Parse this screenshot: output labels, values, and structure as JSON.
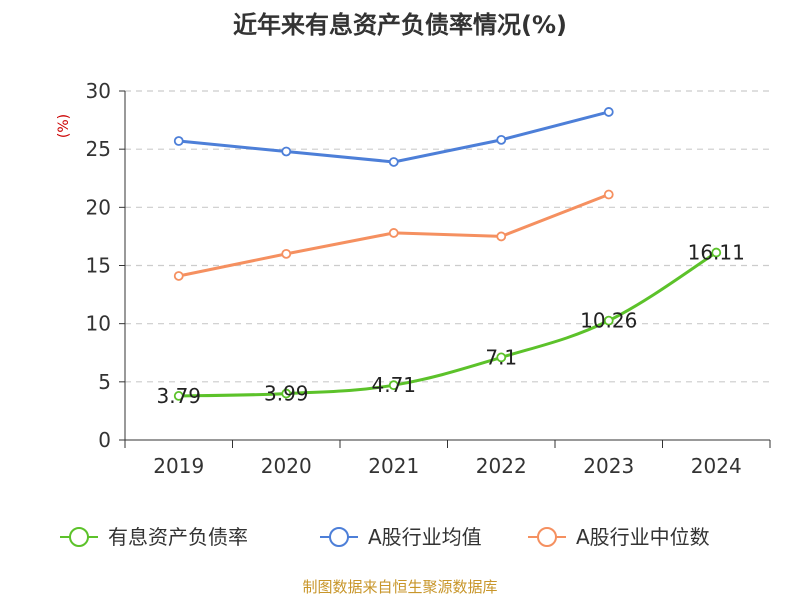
{
  "chart_data": {
    "type": "line",
    "title": "近年来有息资产负债率情况(%)",
    "unit_label": "(%)",
    "categories": [
      "2019",
      "2020",
      "2021",
      "2022",
      "2023",
      "2024"
    ],
    "ylim": [
      0,
      30
    ],
    "yticks": [
      0,
      5,
      10,
      15,
      20,
      25,
      30
    ],
    "grid": true,
    "legend_position": "bottom",
    "series": [
      {
        "name": "有息资产负债率",
        "color": "#5cc22a",
        "values": [
          3.79,
          3.99,
          4.71,
          7.1,
          10.26,
          16.11
        ],
        "labels": [
          "3.79",
          "3.99",
          "4.71",
          "7.1",
          "10.26",
          "16.11"
        ]
      },
      {
        "name": "A股行业均值",
        "color": "#4d7fd8",
        "values": [
          25.7,
          24.8,
          23.9,
          25.8,
          28.2,
          null
        ]
      },
      {
        "name": "A股行业中位数",
        "color": "#f59060",
        "values": [
          14.1,
          16.0,
          17.8,
          17.5,
          21.1,
          null
        ]
      }
    ],
    "source": "制图数据来自恒生聚源数据库"
  }
}
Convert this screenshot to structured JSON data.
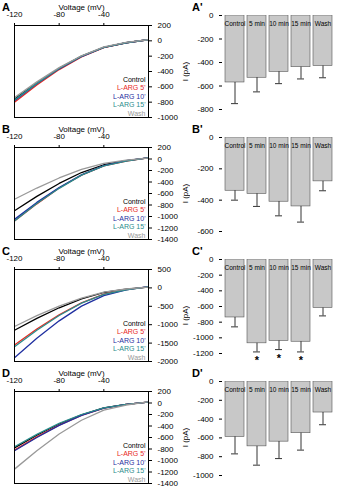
{
  "chart_data": [
    {
      "type": "line",
      "title": "A",
      "xlabel": "Voltage (mV)",
      "ylabel": "I (pA)",
      "legend": "bottom-right",
      "x": [
        -120,
        -100,
        -80,
        -60,
        -40,
        -20,
        0
      ],
      "xlim": [
        -120,
        0
      ],
      "xticks": [
        -120,
        -80,
        -40
      ],
      "ylim": [
        -1000,
        200
      ],
      "yticks": [
        200,
        0,
        -200,
        -400,
        -600,
        -800,
        -1000
      ],
      "series": [
        {
          "name": "Control",
          "color": "#000000",
          "values": [
            -760,
            -550,
            -360,
            -200,
            -85,
            -25,
            15
          ]
        },
        {
          "name": "L-ARG 5'",
          "color": "#e8281e",
          "values": [
            -800,
            -575,
            -375,
            -210,
            -90,
            -25,
            15
          ]
        },
        {
          "name": "L-ARG 10'",
          "color": "#1f2fa0",
          "values": [
            -780,
            -560,
            -365,
            -205,
            -85,
            -25,
            15
          ]
        },
        {
          "name": "L-ARG 15'",
          "color": "#2a8c8c",
          "values": [
            -770,
            -555,
            -360,
            -200,
            -85,
            -25,
            15
          ]
        },
        {
          "name": "Wash",
          "color": "#999999",
          "values": [
            -740,
            -535,
            -350,
            -195,
            -80,
            -20,
            15
          ]
        }
      ]
    },
    {
      "type": "bar",
      "title": "A'",
      "categories": [
        "Control",
        "5 min",
        "10 min",
        "15 min",
        "Wash"
      ],
      "values": [
        -570,
        -530,
        -480,
        -440,
        -430
      ],
      "errors": [
        180,
        120,
        100,
        100,
        100
      ],
      "color": "#c8c8c8",
      "ylim": [
        -800,
        0
      ],
      "yticks": [
        0,
        -200,
        -400,
        -600,
        -800
      ]
    },
    {
      "type": "line",
      "title": "B",
      "xlabel": "Voltage (mV)",
      "ylabel": "I (pA)",
      "legend": "bottom-right",
      "x": [
        -120,
        -100,
        -80,
        -60,
        -40,
        -20,
        0
      ],
      "xlim": [
        -120,
        0
      ],
      "xticks": [
        -120,
        -80,
        -40
      ],
      "ylim": [
        -1400,
        200
      ],
      "yticks": [
        200,
        0,
        -200,
        -400,
        -600,
        -800,
        -1000,
        -1200,
        -1400
      ],
      "series": [
        {
          "name": "Control",
          "color": "#000000",
          "values": [
            -900,
            -650,
            -425,
            -235,
            -100,
            -30,
            20
          ]
        },
        {
          "name": "L-ARG 5'",
          "color": "#e8281e",
          "values": [
            -1080,
            -780,
            -505,
            -280,
            -120,
            -35,
            20
          ]
        },
        {
          "name": "L-ARG 10'",
          "color": "#1f2fa0",
          "values": [
            -1050,
            -755,
            -495,
            -275,
            -115,
            -30,
            20
          ]
        },
        {
          "name": "L-ARG 15'",
          "color": "#2a8c8c",
          "values": [
            -1080,
            -775,
            -510,
            -280,
            -120,
            -35,
            20
          ]
        },
        {
          "name": "Wash",
          "color": "#999999",
          "values": [
            -700,
            -505,
            -330,
            -180,
            -75,
            -20,
            15
          ]
        }
      ]
    },
    {
      "type": "bar",
      "title": "B'",
      "categories": [
        "Control",
        "5 min",
        "10 min",
        "15 min",
        "Wash"
      ],
      "values": [
        -340,
        -360,
        -410,
        -440,
        -280
      ],
      "errors": [
        60,
        80,
        90,
        100,
        60
      ],
      "color": "#c8c8c8",
      "ylim": [
        -600,
        0
      ],
      "yticks": [
        0,
        -200,
        -400,
        -600
      ]
    },
    {
      "type": "line",
      "title": "C",
      "xlabel": "Voltage (mV)",
      "ylabel": "I (pA)",
      "legend": "bottom-right",
      "x": [
        -120,
        -100,
        -80,
        -60,
        -40,
        -20,
        0
      ],
      "xlim": [
        -120,
        0
      ],
      "xticks": [
        -120,
        -80,
        -40
      ],
      "ylim": [
        -2000,
        500
      ],
      "yticks": [
        500,
        0,
        -500,
        -1000,
        -1500,
        -2000
      ],
      "series": [
        {
          "name": "Control",
          "color": "#000000",
          "values": [
            -1150,
            -830,
            -540,
            -300,
            -125,
            -35,
            25
          ]
        },
        {
          "name": "L-ARG 5'",
          "color": "#e8281e",
          "values": [
            -1550,
            -1115,
            -730,
            -405,
            -170,
            -45,
            30
          ]
        },
        {
          "name": "L-ARG 10'",
          "color": "#1f2fa0",
          "values": [
            -1900,
            -1370,
            -895,
            -495,
            -210,
            -55,
            35
          ]
        },
        {
          "name": "L-ARG 15'",
          "color": "#2a8c8c",
          "values": [
            -1600,
            -1150,
            -750,
            -415,
            -175,
            -50,
            30
          ]
        },
        {
          "name": "Wash",
          "color": "#999999",
          "values": [
            -1050,
            -755,
            -495,
            -275,
            -115,
            -30,
            20
          ]
        }
      ]
    },
    {
      "type": "bar",
      "title": "C'",
      "categories": [
        "Control",
        "5 min",
        "10 min",
        "15 min",
        "Wash"
      ],
      "values": [
        -740,
        -1070,
        -1040,
        -1050,
        -620
      ],
      "errors": [
        120,
        110,
        110,
        130,
        100
      ],
      "color": "#c8c8c8",
      "ylim": [
        -1200,
        0
      ],
      "yticks": [
        0,
        -200,
        -400,
        -600,
        -800,
        -1000,
        -1200
      ],
      "annotations": [
        {
          "category": "5 min",
          "text": "*"
        },
        {
          "category": "10 min",
          "text": "*"
        },
        {
          "category": "15 min",
          "text": "*"
        }
      ]
    },
    {
      "type": "line",
      "title": "D",
      "xlabel": "Voltage (mV)",
      "ylabel": "I (pA)",
      "legend": "bottom-right",
      "x": [
        -120,
        -100,
        -80,
        -60,
        -40,
        -20,
        0
      ],
      "xlim": [
        -120,
        0
      ],
      "xticks": [
        -120,
        -80,
        -40
      ],
      "ylim": [
        -1400,
        200
      ],
      "yticks": [
        200,
        0,
        -200,
        -400,
        -600,
        -800,
        -1000,
        -1200,
        -1400
      ],
      "series": [
        {
          "name": "Control",
          "color": "#000000",
          "values": [
            -780,
            -560,
            -365,
            -205,
            -85,
            -25,
            15
          ]
        },
        {
          "name": "L-ARG 5'",
          "color": "#e8281e",
          "values": [
            -820,
            -590,
            -385,
            -215,
            -90,
            -25,
            15
          ]
        },
        {
          "name": "L-ARG 10'",
          "color": "#1f2fa0",
          "values": [
            -830,
            -600,
            -390,
            -215,
            -90,
            -25,
            15
          ]
        },
        {
          "name": "L-ARG 15'",
          "color": "#2a8c8c",
          "values": [
            -760,
            -545,
            -355,
            -200,
            -85,
            -25,
            15
          ]
        },
        {
          "name": "Wash",
          "color": "#999999",
          "values": [
            -1150,
            -830,
            -540,
            -300,
            -125,
            -35,
            20
          ]
        }
      ]
    },
    {
      "type": "bar",
      "title": "D'",
      "categories": [
        "Control",
        "5 min",
        "10 min",
        "15 min",
        "Wash"
      ],
      "values": [
        -590,
        -690,
        -640,
        -550,
        -330
      ],
      "errors": [
        180,
        200,
        180,
        180,
        130
      ],
      "color": "#c8c8c8",
      "ylim": [
        -1000,
        0
      ],
      "yticks": [
        0,
        -200,
        -400,
        -600,
        -800,
        -1000
      ]
    }
  ]
}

▶ _WHAT IS EXPECTED_: Above are some records. Report the number of their lines that include "this", and add nothing else.

▶ _EXERCISE ANSWER_: 2